--- START OF EXERCISE INPUTS ---

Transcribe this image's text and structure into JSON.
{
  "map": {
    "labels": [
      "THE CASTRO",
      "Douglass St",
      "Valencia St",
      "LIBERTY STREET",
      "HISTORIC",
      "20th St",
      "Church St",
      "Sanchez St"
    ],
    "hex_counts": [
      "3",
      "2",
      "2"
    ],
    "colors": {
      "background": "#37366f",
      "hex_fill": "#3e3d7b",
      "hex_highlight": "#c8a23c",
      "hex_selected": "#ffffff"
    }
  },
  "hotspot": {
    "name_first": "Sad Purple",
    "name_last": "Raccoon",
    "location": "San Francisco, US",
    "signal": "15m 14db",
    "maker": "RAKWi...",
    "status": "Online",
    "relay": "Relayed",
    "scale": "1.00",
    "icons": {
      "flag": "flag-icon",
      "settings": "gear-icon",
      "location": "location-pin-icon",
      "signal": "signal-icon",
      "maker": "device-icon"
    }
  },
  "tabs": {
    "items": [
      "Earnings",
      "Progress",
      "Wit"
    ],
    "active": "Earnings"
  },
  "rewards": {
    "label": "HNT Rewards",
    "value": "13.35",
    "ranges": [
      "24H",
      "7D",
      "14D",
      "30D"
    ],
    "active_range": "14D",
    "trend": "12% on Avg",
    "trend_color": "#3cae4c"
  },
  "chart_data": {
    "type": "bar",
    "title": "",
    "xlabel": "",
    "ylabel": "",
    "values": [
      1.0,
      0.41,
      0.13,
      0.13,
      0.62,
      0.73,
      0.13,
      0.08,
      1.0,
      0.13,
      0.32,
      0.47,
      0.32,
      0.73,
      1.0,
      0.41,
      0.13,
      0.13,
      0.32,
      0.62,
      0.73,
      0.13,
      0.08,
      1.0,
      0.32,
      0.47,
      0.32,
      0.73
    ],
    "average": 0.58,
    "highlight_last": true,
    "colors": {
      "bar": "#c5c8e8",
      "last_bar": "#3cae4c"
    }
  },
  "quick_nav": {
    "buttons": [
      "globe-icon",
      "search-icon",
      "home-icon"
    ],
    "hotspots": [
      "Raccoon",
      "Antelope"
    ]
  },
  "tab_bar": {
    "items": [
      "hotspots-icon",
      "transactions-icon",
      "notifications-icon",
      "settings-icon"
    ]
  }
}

--- END OF EXERCISE INPUTS ---

= DIRECTIVE =
All records above must be set down exactly, please.

= CORRECT ANSWER =
Transcribe this image's text and structure into JSON.
{
  "map": {
    "labels": [
      "THE CASTRO",
      "Douglass St",
      "Valencia St",
      "LIBERTY STREET",
      "HISTORIC",
      "20th St",
      "Church St",
      "Sanchez St"
    ],
    "hex_counts": [
      "3",
      "2",
      "2"
    ],
    "colors": {
      "background": "#37366f",
      "hex_fill": "#3e3d7b",
      "hex_highlight": "#c8a23c",
      "hex_selected": "#ffffff"
    }
  },
  "hotspot": {
    "name_first": "Sad Purple",
    "name_last": "Raccoon",
    "location": "San Francisco, US",
    "signal": "15m 14db",
    "maker": "RAKWi...",
    "status": "Online",
    "relay": "Relayed",
    "scale": "1.00",
    "icons": {
      "flag": "flag-icon",
      "settings": "gear-icon",
      "location": "location-pin-icon",
      "signal": "signal-icon",
      "maker": "device-icon"
    }
  },
  "tabs": {
    "items": [
      "Earnings",
      "Progress",
      "Wit"
    ],
    "active": "Earnings"
  },
  "rewards": {
    "label": "HNT Rewards",
    "value": "13.35",
    "ranges": [
      "24H",
      "7D",
      "14D",
      "30D"
    ],
    "active_range": "14D",
    "trend": "12% on Avg",
    "trend_color": "#3cae4c"
  },
  "chart_data": {
    "type": "bar",
    "title": "",
    "xlabel": "",
    "ylabel": "",
    "values": [
      1.0,
      0.41,
      0.13,
      0.13,
      0.62,
      0.73,
      0.13,
      0.08,
      1.0,
      0.13,
      0.32,
      0.47,
      0.32,
      0.73,
      1.0,
      0.41,
      0.13,
      0.13,
      0.32,
      0.62,
      0.73,
      0.13,
      0.08,
      1.0,
      0.32,
      0.47,
      0.32,
      0.73
    ],
    "average": 0.58,
    "highlight_last": true,
    "colors": {
      "bar": "#c5c8e8",
      "last_bar": "#3cae4c"
    }
  },
  "quick_nav": {
    "buttons": [
      "globe-icon",
      "search-icon",
      "home-icon"
    ],
    "hotspots": [
      "Raccoon",
      "Antelope"
    ]
  },
  "tab_bar": {
    "items": [
      "hotspots-icon",
      "transactions-icon",
      "notifications-icon",
      "settings-icon"
    ]
  }
}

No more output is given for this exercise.